From the entries below, copy every line where the string "title" appears.

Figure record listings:
- - - -
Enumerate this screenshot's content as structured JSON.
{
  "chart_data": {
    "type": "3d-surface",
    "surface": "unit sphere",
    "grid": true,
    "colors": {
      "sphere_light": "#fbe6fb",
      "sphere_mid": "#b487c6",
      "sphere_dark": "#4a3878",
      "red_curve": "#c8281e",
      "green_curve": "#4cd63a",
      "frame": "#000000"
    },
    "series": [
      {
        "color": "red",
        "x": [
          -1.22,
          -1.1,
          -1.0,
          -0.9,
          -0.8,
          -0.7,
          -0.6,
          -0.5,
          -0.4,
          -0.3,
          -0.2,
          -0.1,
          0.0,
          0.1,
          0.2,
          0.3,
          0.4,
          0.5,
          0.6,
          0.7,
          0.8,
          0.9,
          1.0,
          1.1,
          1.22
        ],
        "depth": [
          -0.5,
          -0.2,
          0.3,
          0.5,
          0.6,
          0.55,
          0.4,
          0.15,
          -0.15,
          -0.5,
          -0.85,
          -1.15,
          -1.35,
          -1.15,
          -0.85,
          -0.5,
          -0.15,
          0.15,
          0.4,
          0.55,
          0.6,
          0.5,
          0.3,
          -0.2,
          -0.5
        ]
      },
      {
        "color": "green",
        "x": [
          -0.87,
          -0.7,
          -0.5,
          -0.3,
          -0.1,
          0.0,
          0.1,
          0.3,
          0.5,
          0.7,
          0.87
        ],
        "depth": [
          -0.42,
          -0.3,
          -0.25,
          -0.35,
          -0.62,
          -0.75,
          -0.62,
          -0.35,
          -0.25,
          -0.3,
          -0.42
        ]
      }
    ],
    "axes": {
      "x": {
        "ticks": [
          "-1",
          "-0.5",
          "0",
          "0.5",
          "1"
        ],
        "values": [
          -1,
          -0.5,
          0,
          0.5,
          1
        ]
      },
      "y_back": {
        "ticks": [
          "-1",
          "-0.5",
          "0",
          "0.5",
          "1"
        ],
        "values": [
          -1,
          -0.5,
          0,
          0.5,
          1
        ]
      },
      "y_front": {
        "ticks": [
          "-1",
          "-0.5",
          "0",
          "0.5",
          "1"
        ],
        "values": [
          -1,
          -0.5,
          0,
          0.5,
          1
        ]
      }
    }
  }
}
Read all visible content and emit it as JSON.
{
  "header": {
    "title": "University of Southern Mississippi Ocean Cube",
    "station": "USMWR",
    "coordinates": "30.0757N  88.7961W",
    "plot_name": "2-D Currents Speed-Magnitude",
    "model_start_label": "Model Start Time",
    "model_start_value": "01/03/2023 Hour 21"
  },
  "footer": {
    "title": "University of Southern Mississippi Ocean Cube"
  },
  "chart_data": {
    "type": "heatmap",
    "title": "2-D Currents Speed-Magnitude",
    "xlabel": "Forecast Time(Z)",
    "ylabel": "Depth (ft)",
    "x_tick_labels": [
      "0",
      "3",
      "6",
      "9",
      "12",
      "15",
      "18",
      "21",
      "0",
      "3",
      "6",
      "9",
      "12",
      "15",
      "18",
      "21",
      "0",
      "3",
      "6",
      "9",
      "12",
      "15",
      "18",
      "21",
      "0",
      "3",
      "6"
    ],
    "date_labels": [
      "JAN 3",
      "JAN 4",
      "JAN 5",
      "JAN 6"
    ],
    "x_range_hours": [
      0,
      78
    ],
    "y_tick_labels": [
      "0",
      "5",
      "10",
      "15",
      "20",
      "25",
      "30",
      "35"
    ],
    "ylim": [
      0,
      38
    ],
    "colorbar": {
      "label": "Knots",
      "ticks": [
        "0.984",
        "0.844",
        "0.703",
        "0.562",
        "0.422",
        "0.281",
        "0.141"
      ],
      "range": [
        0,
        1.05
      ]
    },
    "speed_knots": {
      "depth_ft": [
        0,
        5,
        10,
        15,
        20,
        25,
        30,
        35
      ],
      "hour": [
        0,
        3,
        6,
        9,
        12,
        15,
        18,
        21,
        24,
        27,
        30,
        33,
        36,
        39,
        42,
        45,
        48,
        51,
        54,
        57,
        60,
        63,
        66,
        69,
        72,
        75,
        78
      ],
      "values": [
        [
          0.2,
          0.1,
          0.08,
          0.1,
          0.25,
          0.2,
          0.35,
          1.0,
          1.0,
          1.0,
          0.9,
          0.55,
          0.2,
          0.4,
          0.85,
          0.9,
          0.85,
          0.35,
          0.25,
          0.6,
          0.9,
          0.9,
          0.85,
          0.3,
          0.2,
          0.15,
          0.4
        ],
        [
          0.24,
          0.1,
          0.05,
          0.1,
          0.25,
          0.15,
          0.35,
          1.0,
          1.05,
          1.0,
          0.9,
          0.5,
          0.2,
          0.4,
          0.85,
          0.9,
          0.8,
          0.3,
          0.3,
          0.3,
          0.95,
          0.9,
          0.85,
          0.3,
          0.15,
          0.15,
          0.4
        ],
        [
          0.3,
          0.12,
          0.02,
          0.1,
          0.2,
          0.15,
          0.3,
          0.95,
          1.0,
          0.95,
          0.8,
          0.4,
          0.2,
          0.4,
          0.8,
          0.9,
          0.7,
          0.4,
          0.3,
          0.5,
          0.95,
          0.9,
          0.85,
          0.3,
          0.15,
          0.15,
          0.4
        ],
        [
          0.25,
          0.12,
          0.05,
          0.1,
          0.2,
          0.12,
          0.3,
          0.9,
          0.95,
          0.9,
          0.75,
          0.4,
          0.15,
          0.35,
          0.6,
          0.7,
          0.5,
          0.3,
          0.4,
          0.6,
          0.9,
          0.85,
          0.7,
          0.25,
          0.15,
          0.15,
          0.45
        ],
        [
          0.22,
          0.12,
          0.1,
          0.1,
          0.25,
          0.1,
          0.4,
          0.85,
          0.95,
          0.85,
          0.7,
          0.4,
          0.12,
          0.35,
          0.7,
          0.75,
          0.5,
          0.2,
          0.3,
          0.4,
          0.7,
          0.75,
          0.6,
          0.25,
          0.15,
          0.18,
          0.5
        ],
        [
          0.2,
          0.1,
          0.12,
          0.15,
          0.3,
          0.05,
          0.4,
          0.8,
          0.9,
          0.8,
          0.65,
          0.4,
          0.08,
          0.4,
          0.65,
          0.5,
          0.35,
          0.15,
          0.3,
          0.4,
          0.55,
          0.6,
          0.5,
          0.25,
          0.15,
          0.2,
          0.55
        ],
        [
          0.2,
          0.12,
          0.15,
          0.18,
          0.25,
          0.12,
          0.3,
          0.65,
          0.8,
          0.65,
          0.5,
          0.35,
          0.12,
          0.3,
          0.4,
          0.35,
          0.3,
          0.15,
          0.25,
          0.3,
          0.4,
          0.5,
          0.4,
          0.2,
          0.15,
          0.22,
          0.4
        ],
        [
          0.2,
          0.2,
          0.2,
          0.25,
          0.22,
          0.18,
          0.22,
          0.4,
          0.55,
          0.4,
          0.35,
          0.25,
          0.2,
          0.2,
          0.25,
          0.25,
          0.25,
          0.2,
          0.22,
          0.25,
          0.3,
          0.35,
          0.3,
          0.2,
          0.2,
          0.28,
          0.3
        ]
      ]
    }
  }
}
- - - -
Task result »
    "title": "University of Southern Mississippi Ocean Cube",
    "title": "University of Southern Mississippi Ocean Cube"
    "title": "2-D Currents Speed-Magnitude",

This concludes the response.